Requirements: Every line below should be copied exactly; drop the pictures.

Supplied records:
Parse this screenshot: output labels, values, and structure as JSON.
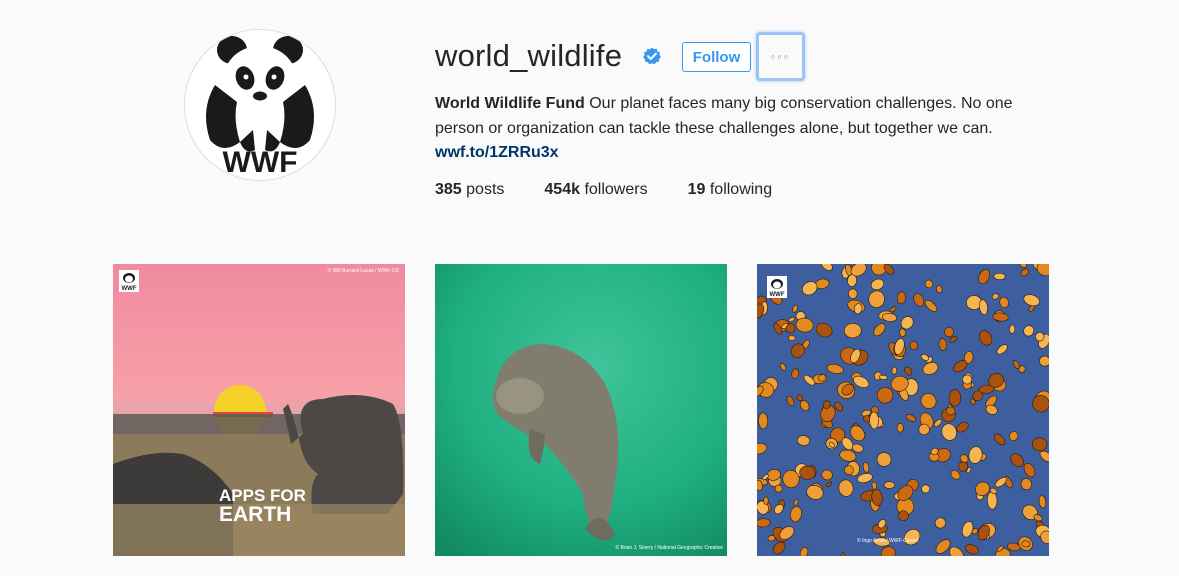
{
  "profile": {
    "username": "world_wildlife",
    "verified": true,
    "follow_label": "Follow",
    "more_label": "◦◦◦",
    "full_name": "World Wildlife Fund",
    "bio": "Our planet faces many big conservation challenges. No one person or organization can tackle these challenges alone, but together we can.",
    "link": "wwf.to/1ZRRu3x",
    "avatar_text": "WWF"
  },
  "stats": [
    {
      "count": "385",
      "label": "posts"
    },
    {
      "count": "454k",
      "label": "followers"
    },
    {
      "count": "19",
      "label": "following"
    }
  ],
  "posts": [
    {
      "subject": "elephants at sunset",
      "overlay_line1": "APPS FOR",
      "overlay_line2": "EARTH",
      "credit": "© Will Burrard-Lucas / WWF-US",
      "badge_text": "WWF"
    },
    {
      "subject": "manatee underwater",
      "credit": "© Brian J. Skerry / National Geographic Creative"
    },
    {
      "subject": "monarch butterflies",
      "credit": "© Ingo Arndt / WWF-Canon",
      "badge_text": "WWF"
    }
  ],
  "colors": {
    "accent": "#3897f0",
    "link": "#003569",
    "background": "#fafafa",
    "text": "#262626"
  }
}
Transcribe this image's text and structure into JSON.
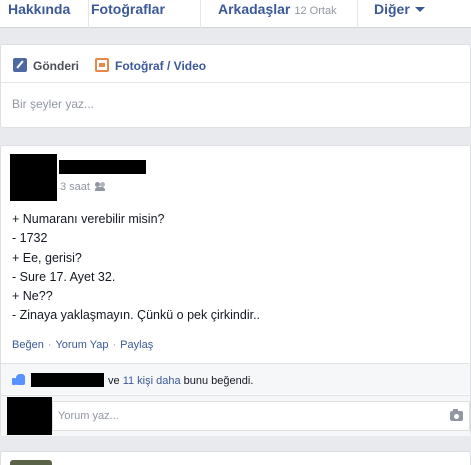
{
  "nav": {
    "tabs": [
      {
        "label": "Hakkında"
      },
      {
        "label": "Fotoğraflar"
      },
      {
        "label": "Arkadaşlar",
        "sub": "12 Ortak"
      },
      {
        "label": "Diğer"
      }
    ]
  },
  "composer": {
    "tab_post": "Gönderi",
    "tab_photo": "Fotoğraf / Video",
    "placeholder": "Bir şeyler yaz..."
  },
  "post": {
    "time": "3 saat",
    "privacy_icon": "friends-icon",
    "lines": [
      "+ Numaranı verebilir misin?",
      "- 1732",
      "+ Ee, gerisi?",
      "- Sure 17. Ayet 32.",
      "+ Ne??",
      "- Zinaya yaklaşmayın. Çünkü o pek çirkindir.."
    ],
    "actions": [
      "Beğen",
      "Yorum Yap",
      "Paylaş"
    ],
    "likes": {
      "connector": "ve",
      "others": "11 kişi daha",
      "suffix": "bunu beğendi."
    },
    "comment_placeholder": "Yorum yaz..."
  },
  "colors": {
    "link": "#3b5998",
    "background": "#e9eaed",
    "muted": "#9197a3"
  }
}
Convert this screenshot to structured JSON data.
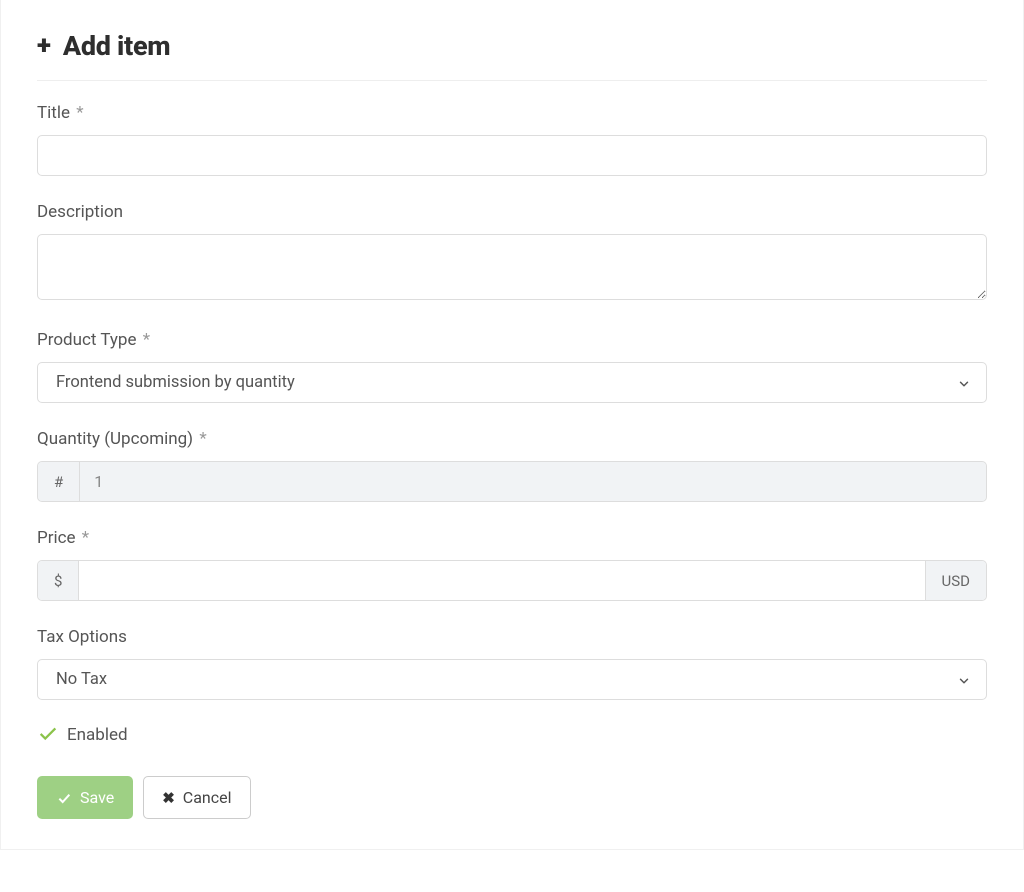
{
  "header": {
    "title": "Add item"
  },
  "fields": {
    "title": {
      "label": "Title",
      "required": "*",
      "value": ""
    },
    "description": {
      "label": "Description",
      "value": ""
    },
    "productType": {
      "label": "Product Type",
      "required": "*",
      "selected": "Frontend submission by quantity"
    },
    "quantity": {
      "label": "Quantity (Upcoming)",
      "required": "*",
      "prefix": "#",
      "value": "1"
    },
    "price": {
      "label": "Price",
      "required": "*",
      "prefix": "$",
      "suffix": "USD",
      "value": ""
    },
    "taxOptions": {
      "label": "Tax Options",
      "selected": "No Tax"
    },
    "enabled": {
      "label": "Enabled",
      "checked": true
    }
  },
  "buttons": {
    "save": "Save",
    "cancel": "Cancel"
  }
}
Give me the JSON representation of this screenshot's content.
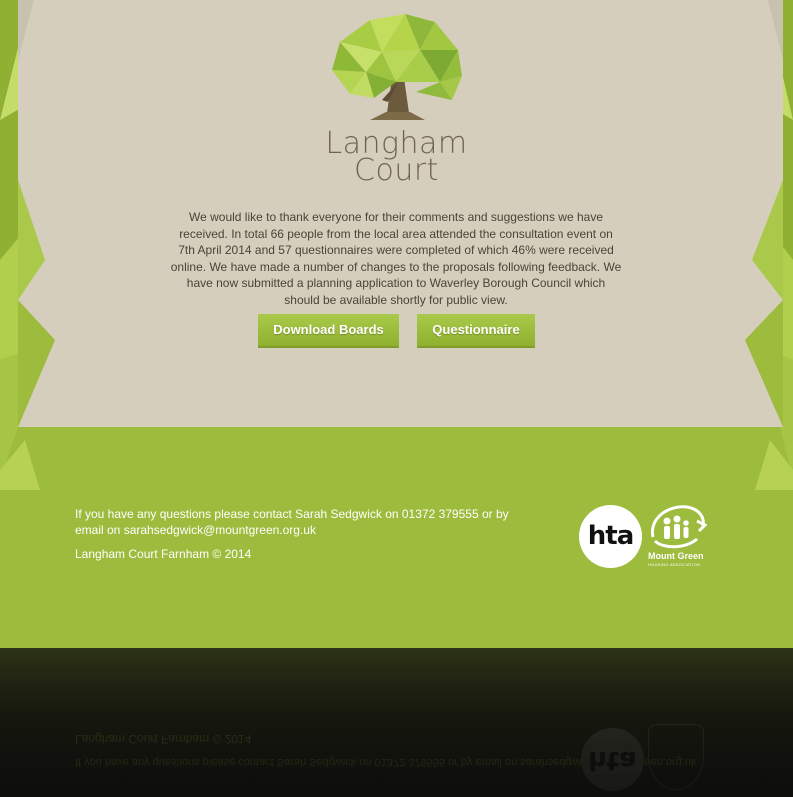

Answer:
Parse this screenshot: output labels, values, and structure as JSON.
{
  "profile": {
    "username": "world_wildlife",
    "verified": true,
    "follow_label": "Follow",
    "more_label": "◦◦◦",
    "full_name": "World Wildlife Fund",
    "bio": "Our planet faces many big conservation challenges. No one person or organization can tackle these challenges alone, but together we can.",
    "link": "wwf.to/1ZRRu3x",
    "avatar_text": "WWF"
  },
  "stats": [
    {
      "count": "385",
      "label": "posts"
    },
    {
      "count": "454k",
      "label": "followers"
    },
    {
      "count": "19",
      "label": "following"
    }
  ],
  "posts": [
    {
      "subject": "elephants at sunset",
      "overlay_line1": "APPS FOR",
      "overlay_line2": "EARTH",
      "credit": "© Will Burrard-Lucas / WWF-US",
      "badge_text": "WWF"
    },
    {
      "subject": "manatee underwater",
      "credit": "© Brian J. Skerry / National Geographic Creative"
    },
    {
      "subject": "monarch butterflies",
      "credit": "© Ingo Arndt / WWF-Canon",
      "badge_text": "WWF"
    }
  ],
  "colors": {
    "accent": "#3897f0",
    "link": "#003569",
    "background": "#fafafa",
    "text": "#262626"
  }
}
Transcribe this image's text and structure into JSON.
{
  "nav": {
    "tabs": [
      {
        "label": "Hakkında"
      },
      {
        "label": "Fotoğraflar"
      },
      {
        "label": "Arkadaşlar",
        "sub": "12 Ortak"
      },
      {
        "label": "Diğer"
      }
    ]
  },
  "composer": {
    "tab_post": "Gönderi",
    "tab_photo": "Fotoğraf / Video",
    "placeholder": "Bir şeyler yaz..."
  },
  "post": {
    "time": "3 saat",
    "privacy_icon": "friends-icon",
    "lines": [
      "+ Numaranı verebilir misin?",
      "- 1732",
      "+ Ee, gerisi?",
      "- Sure 17. Ayet 32.",
      "+ Ne??",
      "- Zinaya yaklaşmayın. Çünkü o pek çirkindir.."
    ],
    "actions": [
      "Beğen",
      "Yorum Yap",
      "Paylaş"
    ],
    "likes": {
      "connector": "ve",
      "others": "11 kişi daha",
      "suffix": "bunu beğendi."
    },
    "comment_placeholder": "Yorum yaz..."
  },
  "colors": {
    "link": "#3b5998",
    "background": "#e9eaed",
    "muted": "#9197a3"
  }
}
Convert this screenshot to structured JSON data.
{
  "header": {
    "title": "Add item"
  },
  "fields": {
    "title": {
      "label": "Title",
      "required": "*",
      "value": ""
    },
    "description": {
      "label": "Description",
      "value": ""
    },
    "productType": {
      "label": "Product Type",
      "required": "*",
      "selected": "Frontend submission by quantity"
    },
    "quantity": {
      "label": "Quantity (Upcoming)",
      "required": "*",
      "prefix": "#",
      "value": "1"
    },
    "price": {
      "label": "Price",
      "required": "*",
      "prefix": "$",
      "suffix": "USD",
      "value": ""
    },
    "taxOptions": {
      "label": "Tax Options",
      "selected": "No Tax"
    },
    "enabled": {
      "label": "Enabled",
      "checked": true
    }
  },
  "buttons": {
    "save": "Save",
    "cancel": "Cancel"
  }
}
Give me the JSON representation of this screenshot's content.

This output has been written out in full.